# THE REQUEST
Work out how many lines in the listing below include the word "HttpMultipleRequest". Give nothing but the number.
++++++
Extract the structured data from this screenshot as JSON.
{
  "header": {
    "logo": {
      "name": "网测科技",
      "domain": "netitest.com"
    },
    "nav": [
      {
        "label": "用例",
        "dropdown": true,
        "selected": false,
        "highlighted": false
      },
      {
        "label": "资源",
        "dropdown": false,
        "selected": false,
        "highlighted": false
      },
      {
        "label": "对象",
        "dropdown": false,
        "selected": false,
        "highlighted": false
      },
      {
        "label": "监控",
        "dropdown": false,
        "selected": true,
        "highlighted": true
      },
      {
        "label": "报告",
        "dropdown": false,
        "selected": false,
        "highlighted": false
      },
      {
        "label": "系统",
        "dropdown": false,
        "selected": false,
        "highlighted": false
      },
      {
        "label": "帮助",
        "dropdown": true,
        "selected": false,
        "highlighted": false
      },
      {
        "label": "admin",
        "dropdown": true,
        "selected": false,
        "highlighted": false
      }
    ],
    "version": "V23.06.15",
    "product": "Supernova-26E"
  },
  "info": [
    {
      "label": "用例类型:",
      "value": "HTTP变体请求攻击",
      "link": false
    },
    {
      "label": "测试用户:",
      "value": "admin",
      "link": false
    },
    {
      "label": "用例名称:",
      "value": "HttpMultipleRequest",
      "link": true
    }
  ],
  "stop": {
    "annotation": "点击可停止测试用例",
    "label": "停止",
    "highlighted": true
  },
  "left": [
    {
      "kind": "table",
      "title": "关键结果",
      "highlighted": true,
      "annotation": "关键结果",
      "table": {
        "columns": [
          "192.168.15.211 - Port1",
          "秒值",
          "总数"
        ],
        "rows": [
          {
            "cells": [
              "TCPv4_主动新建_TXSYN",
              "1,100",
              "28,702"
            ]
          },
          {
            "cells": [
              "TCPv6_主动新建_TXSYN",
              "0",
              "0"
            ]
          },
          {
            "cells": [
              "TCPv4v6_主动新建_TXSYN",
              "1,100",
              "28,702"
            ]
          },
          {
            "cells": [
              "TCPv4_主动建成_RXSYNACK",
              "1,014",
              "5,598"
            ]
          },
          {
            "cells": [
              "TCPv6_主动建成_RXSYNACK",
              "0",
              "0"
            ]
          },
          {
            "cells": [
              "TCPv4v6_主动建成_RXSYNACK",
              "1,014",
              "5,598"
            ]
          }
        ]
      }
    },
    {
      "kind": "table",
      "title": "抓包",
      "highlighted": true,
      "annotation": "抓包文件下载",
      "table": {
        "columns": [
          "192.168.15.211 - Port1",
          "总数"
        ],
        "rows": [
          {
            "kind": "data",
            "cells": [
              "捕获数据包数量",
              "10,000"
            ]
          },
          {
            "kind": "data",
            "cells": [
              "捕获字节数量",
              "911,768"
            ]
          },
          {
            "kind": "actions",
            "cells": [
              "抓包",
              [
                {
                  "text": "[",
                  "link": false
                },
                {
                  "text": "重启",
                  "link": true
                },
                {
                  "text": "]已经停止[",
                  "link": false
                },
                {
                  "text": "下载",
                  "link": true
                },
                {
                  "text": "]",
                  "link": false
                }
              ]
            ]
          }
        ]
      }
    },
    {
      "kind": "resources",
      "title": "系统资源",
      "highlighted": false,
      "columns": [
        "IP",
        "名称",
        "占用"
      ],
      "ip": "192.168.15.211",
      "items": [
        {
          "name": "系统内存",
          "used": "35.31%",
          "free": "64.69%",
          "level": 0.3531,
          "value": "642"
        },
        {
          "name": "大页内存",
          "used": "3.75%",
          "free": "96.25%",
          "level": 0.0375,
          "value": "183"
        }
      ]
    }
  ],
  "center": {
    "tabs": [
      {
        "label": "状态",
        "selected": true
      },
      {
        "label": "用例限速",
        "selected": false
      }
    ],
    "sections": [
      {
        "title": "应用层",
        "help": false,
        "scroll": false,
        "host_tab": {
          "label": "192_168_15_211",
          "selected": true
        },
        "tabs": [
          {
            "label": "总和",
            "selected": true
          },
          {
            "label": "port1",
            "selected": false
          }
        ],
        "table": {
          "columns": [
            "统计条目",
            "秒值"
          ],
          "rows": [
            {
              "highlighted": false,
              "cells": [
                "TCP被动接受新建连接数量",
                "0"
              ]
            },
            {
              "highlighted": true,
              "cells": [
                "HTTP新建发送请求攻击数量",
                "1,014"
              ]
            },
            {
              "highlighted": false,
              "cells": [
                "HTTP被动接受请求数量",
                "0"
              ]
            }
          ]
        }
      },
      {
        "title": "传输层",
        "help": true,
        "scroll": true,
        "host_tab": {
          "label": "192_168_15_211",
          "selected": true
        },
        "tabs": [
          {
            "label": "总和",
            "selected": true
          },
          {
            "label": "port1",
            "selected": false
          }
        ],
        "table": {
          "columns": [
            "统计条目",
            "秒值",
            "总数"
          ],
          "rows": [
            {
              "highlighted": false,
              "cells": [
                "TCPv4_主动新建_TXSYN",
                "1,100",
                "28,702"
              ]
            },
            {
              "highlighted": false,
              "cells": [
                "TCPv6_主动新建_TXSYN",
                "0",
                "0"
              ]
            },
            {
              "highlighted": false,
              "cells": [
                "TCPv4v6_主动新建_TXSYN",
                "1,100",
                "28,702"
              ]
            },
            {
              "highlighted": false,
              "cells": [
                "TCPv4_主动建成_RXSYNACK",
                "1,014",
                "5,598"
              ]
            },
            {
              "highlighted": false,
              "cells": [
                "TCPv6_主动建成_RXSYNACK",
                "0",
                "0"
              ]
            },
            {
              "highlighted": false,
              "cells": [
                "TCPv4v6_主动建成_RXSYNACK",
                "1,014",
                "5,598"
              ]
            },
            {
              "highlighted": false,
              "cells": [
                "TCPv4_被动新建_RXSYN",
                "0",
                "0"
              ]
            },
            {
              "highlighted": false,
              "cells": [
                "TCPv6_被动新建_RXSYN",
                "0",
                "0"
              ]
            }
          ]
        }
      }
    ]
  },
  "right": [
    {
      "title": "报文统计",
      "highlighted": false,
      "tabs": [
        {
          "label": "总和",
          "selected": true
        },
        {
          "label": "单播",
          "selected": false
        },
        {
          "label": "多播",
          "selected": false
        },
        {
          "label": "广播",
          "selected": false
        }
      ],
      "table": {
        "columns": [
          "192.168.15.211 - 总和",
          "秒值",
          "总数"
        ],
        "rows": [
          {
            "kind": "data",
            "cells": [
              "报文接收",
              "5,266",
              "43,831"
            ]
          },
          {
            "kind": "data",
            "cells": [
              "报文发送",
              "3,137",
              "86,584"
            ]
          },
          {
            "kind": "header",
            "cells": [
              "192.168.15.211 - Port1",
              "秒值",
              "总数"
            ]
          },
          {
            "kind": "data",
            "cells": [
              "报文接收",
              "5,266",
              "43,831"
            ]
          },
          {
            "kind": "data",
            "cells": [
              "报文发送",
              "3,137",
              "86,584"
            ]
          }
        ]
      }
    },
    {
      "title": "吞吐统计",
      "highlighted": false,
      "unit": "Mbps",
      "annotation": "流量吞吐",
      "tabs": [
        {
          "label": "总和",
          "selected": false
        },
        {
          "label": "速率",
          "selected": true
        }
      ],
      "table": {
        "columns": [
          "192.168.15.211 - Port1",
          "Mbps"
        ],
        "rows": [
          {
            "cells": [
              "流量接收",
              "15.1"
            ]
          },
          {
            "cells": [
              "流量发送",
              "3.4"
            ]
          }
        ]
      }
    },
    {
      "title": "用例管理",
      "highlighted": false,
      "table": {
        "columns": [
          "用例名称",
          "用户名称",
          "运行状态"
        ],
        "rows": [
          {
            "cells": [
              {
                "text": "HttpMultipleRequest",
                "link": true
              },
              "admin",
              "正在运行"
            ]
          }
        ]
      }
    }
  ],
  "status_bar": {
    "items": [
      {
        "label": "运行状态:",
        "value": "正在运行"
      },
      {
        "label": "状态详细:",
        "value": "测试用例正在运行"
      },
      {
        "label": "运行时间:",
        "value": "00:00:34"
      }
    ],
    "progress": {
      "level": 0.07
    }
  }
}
++++++
# SOLUTION TO THIS PROBLEM
2